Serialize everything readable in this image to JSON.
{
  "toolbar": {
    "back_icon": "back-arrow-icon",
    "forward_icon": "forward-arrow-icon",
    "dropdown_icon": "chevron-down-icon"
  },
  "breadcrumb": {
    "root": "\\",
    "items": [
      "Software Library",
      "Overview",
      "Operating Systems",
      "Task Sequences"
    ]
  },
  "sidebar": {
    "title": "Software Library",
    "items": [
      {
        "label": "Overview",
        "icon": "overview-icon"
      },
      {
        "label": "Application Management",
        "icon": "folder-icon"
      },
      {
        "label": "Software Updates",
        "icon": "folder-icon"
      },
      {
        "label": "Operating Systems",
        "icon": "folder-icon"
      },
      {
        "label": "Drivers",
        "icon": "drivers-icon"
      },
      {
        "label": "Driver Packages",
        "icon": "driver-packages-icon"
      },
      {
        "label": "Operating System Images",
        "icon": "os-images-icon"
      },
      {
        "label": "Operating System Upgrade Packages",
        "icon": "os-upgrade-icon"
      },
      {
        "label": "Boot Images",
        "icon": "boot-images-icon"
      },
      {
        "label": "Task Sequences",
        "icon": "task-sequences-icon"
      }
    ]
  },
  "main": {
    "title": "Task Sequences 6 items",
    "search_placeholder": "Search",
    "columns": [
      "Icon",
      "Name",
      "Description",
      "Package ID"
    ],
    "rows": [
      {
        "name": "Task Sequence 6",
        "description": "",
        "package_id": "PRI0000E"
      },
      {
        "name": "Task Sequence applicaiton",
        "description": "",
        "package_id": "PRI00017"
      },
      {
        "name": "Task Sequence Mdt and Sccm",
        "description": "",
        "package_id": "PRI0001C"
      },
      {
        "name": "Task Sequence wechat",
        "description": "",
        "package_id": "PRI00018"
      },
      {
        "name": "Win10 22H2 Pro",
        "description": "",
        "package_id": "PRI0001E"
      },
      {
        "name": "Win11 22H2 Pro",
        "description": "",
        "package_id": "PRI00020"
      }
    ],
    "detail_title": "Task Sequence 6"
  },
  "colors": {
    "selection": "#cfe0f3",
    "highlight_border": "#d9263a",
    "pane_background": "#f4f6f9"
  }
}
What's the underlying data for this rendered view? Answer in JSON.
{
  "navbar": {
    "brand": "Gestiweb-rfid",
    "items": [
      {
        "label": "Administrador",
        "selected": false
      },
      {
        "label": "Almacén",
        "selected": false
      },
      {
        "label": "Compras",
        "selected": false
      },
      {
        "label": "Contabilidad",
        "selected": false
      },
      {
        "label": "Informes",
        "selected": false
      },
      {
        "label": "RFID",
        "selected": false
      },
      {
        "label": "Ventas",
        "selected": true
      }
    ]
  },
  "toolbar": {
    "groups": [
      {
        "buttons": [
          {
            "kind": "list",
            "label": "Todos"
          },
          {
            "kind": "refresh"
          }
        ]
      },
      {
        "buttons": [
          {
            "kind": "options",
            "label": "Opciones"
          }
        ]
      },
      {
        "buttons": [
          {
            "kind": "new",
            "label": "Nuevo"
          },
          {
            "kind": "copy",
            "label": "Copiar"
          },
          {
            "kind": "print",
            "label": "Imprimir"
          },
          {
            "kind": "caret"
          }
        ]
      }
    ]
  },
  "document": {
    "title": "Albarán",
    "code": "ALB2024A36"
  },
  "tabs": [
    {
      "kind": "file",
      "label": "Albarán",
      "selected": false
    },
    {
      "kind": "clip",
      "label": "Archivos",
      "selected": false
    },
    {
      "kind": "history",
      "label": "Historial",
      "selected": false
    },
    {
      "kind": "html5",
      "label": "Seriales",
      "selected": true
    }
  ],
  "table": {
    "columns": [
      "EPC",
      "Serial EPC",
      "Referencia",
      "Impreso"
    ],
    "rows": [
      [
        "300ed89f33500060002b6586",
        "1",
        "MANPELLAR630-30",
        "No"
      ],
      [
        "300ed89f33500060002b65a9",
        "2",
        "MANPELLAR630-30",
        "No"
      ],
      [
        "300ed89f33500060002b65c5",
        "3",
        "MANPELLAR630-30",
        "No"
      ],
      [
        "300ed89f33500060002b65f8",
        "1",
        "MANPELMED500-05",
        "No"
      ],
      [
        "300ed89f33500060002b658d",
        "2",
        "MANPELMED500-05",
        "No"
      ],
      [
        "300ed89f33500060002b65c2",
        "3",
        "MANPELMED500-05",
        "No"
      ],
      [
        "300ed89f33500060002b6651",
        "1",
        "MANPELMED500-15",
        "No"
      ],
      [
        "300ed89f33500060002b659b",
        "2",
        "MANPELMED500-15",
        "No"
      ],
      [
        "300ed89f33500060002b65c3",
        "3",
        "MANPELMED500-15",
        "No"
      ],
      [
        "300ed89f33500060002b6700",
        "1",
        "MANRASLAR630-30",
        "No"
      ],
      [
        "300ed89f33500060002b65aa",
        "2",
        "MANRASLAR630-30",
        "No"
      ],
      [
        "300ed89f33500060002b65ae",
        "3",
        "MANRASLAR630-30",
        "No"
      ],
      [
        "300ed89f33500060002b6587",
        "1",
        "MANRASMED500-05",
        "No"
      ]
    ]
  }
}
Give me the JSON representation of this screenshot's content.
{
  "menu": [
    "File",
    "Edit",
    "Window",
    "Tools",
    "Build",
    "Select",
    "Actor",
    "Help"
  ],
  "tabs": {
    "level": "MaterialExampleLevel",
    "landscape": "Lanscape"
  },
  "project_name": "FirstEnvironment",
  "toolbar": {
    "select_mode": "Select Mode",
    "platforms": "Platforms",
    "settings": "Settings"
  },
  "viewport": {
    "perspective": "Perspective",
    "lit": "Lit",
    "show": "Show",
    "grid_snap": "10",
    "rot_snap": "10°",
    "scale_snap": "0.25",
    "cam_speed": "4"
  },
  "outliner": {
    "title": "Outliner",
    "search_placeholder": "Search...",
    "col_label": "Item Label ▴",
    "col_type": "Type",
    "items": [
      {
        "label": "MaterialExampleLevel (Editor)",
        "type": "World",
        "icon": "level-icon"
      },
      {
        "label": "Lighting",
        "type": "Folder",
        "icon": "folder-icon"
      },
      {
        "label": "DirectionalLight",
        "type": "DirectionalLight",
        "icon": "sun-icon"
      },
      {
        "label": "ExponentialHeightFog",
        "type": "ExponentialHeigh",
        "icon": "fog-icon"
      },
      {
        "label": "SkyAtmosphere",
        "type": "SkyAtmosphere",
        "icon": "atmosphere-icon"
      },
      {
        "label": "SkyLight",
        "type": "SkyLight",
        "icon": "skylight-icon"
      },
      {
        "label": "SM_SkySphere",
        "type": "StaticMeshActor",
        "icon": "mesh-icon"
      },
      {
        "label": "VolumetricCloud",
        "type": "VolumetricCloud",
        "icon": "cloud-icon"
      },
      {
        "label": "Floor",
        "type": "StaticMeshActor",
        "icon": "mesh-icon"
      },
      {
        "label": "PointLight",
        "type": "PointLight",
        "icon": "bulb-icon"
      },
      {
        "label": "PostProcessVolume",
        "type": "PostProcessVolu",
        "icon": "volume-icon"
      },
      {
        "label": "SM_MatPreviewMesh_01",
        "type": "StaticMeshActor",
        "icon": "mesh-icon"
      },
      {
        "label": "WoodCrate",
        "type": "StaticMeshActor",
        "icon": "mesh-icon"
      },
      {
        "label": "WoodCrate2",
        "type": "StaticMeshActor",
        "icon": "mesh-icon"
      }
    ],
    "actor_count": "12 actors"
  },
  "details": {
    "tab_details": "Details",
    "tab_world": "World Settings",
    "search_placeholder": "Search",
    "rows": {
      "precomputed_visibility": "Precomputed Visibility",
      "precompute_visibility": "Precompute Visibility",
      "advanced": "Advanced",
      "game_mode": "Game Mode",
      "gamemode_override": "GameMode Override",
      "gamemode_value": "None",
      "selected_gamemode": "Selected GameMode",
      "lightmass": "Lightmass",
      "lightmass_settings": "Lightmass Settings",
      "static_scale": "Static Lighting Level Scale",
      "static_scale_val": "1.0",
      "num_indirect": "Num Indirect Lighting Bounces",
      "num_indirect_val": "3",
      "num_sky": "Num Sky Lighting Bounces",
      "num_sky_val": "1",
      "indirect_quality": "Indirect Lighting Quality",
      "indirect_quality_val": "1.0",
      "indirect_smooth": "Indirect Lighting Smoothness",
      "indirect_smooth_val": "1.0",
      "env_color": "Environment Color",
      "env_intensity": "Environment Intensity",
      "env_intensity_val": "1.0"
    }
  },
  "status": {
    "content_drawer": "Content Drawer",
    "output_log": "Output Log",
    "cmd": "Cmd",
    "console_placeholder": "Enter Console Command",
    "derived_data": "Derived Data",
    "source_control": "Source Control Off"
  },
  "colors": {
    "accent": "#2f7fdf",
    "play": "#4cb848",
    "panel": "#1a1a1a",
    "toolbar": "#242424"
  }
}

* * *

Exercise brief ▸
Looking at the records above, work out how many lines include the string "Software". Give the number and nothing else.

Exercise response ▸
3